§ **TASK INSTRUCTIONS**: Collect all lines from the listing that include the string "reçut".

§ **RECORDS TO PROCESS**:
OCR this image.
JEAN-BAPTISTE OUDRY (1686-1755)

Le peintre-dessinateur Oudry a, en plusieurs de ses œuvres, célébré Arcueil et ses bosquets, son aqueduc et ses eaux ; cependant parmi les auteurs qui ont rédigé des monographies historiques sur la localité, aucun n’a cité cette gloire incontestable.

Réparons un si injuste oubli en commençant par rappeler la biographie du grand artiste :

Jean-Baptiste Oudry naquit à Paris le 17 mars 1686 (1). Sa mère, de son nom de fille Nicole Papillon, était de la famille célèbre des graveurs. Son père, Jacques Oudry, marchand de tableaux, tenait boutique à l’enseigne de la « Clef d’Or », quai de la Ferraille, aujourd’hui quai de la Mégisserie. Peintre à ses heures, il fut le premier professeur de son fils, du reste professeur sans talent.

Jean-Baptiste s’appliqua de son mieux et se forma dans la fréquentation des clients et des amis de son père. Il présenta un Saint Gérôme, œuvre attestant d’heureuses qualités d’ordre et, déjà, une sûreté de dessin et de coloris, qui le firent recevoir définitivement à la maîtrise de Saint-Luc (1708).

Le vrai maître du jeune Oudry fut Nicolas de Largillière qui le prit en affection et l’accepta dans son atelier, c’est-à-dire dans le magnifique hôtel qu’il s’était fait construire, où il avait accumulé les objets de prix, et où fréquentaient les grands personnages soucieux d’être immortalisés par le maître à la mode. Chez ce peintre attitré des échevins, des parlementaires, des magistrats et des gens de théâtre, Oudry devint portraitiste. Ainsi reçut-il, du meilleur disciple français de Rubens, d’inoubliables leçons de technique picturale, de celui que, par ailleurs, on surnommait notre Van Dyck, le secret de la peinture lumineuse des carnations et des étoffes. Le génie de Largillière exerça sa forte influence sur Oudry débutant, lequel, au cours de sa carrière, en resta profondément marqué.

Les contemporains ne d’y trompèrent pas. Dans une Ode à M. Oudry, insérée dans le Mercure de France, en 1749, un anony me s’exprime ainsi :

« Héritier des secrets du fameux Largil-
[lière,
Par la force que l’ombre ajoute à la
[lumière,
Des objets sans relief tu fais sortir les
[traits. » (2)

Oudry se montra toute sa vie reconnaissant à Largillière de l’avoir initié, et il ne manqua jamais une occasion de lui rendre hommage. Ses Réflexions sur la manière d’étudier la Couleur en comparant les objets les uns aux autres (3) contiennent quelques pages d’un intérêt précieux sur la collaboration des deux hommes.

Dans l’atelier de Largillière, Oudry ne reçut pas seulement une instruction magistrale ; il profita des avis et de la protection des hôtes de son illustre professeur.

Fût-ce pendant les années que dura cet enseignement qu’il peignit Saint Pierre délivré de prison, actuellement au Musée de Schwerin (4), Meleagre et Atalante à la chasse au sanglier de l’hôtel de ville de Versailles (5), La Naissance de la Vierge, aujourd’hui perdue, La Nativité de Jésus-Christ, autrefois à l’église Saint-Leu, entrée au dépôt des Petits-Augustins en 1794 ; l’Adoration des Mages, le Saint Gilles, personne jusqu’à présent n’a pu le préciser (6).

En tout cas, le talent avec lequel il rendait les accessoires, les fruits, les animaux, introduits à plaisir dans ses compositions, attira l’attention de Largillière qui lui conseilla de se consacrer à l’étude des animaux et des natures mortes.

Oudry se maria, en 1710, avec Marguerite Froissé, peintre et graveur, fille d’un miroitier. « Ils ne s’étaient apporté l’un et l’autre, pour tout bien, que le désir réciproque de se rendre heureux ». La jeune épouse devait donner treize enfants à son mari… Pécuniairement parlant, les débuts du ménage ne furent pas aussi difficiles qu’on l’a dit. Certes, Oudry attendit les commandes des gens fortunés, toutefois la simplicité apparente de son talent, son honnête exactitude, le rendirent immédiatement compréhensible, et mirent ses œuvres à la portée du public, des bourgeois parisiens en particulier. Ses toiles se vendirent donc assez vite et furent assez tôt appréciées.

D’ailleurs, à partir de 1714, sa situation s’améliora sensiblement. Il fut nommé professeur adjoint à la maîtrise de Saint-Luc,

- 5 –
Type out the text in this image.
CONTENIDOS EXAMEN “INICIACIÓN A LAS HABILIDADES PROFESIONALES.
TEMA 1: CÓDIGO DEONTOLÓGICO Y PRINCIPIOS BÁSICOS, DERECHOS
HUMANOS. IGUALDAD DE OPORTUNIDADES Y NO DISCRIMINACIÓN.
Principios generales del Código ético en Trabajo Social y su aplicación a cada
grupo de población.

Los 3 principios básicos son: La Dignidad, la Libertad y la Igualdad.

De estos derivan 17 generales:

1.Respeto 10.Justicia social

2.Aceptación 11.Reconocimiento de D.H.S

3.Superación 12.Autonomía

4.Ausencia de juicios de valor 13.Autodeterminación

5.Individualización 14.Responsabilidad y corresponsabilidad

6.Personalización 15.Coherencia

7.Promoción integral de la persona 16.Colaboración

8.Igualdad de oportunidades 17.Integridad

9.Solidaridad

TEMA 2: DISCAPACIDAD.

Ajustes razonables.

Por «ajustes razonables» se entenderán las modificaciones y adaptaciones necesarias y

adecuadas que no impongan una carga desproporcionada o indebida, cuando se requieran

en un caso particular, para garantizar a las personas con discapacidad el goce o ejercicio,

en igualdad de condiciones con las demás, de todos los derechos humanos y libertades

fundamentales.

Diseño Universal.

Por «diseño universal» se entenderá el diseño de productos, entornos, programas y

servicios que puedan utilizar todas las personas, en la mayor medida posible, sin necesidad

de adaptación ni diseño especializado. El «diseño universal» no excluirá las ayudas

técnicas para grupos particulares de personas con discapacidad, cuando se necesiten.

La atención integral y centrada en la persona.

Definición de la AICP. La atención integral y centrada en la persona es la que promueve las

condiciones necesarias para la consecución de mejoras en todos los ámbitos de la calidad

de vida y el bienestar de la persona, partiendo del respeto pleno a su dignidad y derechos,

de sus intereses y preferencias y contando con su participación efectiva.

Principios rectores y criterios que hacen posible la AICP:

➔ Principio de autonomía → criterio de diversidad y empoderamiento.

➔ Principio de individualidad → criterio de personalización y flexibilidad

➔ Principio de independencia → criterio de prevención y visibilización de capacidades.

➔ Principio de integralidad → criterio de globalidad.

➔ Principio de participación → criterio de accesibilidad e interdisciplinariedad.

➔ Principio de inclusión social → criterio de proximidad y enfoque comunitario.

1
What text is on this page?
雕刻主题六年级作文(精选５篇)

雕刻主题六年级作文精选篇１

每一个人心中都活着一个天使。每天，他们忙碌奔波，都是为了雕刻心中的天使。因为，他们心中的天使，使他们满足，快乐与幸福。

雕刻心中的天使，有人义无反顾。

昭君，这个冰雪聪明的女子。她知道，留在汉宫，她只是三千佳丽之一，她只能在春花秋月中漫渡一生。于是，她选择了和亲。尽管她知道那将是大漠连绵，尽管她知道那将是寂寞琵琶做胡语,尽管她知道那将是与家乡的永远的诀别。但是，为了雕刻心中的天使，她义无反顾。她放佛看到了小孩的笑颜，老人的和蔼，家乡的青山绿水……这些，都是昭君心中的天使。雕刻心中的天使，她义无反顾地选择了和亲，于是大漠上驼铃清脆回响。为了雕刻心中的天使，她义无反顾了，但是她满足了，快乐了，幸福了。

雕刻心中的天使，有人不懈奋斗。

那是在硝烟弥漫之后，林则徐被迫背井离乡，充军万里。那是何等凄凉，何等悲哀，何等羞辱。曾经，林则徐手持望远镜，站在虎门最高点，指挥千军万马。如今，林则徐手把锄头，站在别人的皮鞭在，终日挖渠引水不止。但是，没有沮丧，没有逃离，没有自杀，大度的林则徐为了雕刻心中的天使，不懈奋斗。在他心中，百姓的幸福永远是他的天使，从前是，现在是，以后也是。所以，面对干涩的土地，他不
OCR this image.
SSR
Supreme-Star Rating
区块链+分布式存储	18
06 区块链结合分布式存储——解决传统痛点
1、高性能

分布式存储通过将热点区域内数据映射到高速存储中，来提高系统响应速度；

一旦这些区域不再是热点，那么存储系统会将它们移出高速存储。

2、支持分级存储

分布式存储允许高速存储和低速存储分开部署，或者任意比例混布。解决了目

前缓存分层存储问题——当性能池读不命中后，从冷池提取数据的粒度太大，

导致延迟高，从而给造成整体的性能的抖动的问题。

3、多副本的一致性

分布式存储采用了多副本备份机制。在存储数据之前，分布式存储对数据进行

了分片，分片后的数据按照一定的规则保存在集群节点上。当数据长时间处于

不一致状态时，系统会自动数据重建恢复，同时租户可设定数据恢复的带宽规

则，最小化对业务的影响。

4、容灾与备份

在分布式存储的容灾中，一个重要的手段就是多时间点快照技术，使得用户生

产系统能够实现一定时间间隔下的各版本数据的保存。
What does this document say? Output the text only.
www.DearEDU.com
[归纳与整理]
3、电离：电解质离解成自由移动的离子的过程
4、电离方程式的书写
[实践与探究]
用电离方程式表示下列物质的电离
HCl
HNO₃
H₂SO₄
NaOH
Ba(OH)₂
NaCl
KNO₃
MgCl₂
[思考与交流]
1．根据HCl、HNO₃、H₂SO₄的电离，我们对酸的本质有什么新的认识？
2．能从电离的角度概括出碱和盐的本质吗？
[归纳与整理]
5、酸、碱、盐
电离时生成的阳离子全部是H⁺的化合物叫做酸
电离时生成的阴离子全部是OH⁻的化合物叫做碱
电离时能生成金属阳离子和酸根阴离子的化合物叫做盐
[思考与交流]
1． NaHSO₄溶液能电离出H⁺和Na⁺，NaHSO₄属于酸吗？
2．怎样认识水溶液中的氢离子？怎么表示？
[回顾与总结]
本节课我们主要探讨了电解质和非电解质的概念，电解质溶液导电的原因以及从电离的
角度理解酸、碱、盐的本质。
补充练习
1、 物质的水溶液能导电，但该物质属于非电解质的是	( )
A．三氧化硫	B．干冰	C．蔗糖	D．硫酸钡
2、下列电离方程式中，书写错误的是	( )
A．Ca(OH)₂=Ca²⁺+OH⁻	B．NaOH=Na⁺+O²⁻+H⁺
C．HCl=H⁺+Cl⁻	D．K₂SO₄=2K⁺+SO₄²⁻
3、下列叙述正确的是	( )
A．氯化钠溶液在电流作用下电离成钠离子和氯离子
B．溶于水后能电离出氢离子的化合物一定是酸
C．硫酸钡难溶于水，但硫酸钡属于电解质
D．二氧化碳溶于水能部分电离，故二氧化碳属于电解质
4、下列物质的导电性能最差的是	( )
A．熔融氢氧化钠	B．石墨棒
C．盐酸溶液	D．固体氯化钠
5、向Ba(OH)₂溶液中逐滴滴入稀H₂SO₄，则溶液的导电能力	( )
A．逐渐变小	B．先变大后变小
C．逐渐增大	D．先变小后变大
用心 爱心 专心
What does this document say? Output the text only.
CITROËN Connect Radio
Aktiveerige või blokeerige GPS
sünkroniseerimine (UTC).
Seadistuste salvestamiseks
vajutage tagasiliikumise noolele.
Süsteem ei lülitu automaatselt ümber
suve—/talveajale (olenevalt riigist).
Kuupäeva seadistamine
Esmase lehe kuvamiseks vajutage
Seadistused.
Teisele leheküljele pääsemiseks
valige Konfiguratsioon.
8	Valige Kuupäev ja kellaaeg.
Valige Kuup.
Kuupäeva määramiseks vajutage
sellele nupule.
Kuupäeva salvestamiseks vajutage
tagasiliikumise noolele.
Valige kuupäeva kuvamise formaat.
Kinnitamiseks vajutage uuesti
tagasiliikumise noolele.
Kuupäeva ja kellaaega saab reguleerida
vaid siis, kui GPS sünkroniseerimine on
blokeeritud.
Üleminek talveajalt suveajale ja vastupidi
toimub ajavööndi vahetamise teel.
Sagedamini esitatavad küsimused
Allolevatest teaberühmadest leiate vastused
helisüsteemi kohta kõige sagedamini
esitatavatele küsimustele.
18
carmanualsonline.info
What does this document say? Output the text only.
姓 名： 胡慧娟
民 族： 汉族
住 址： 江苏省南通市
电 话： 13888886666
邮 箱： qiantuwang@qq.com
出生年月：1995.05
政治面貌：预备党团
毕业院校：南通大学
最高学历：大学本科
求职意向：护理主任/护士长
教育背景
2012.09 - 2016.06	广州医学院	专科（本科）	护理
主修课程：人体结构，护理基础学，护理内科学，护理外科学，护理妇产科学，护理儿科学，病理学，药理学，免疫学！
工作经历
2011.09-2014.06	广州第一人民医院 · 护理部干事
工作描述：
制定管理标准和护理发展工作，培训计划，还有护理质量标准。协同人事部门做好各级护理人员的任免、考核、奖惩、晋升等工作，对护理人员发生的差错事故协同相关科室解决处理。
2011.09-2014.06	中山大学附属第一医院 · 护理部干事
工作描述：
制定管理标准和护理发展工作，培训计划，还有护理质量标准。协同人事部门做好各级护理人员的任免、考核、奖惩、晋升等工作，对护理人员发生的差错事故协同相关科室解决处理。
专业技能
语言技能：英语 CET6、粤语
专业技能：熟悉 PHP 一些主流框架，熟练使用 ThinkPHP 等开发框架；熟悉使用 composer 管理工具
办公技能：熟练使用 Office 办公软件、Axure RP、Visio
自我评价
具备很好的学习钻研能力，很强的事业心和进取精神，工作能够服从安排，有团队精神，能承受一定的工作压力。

§ **THE RESULT**:
Le vrai maître du jeune Oudry fut Nicolas de Largillière qui le prit en affection et l’accepta dans son atelier, c’est-à-dire dans le magnifique hôtel qu’il s’était fait construire, où il avait accumulé les objets de prix, et où fréquentaient les grands personnages soucieux d’être immortalisés par le maître à la mode. Chez ce peintre attitré des échevins, des parlementaires, des magistrats et des gens de théâtre, Oudry devint portraitiste. Ainsi reçut-il, du meilleur disciple français de Rubens, d’inoubliables leçons de technique picturale, de celui que, par ailleurs, on surnommait notre Van Dyck, le secret de la peinture lumineuse des carnations et des étoffes. Le génie de Largillière exerça sa forte influence sur Oudry débutant, lequel, au cours de sa carrière, en resta profondément marqué.
Dans l’atelier de Largillière, Oudry ne reçut pas seulement une instruction magistrale ; il profita des avis et de la protection des hôtes de son illustre professeur.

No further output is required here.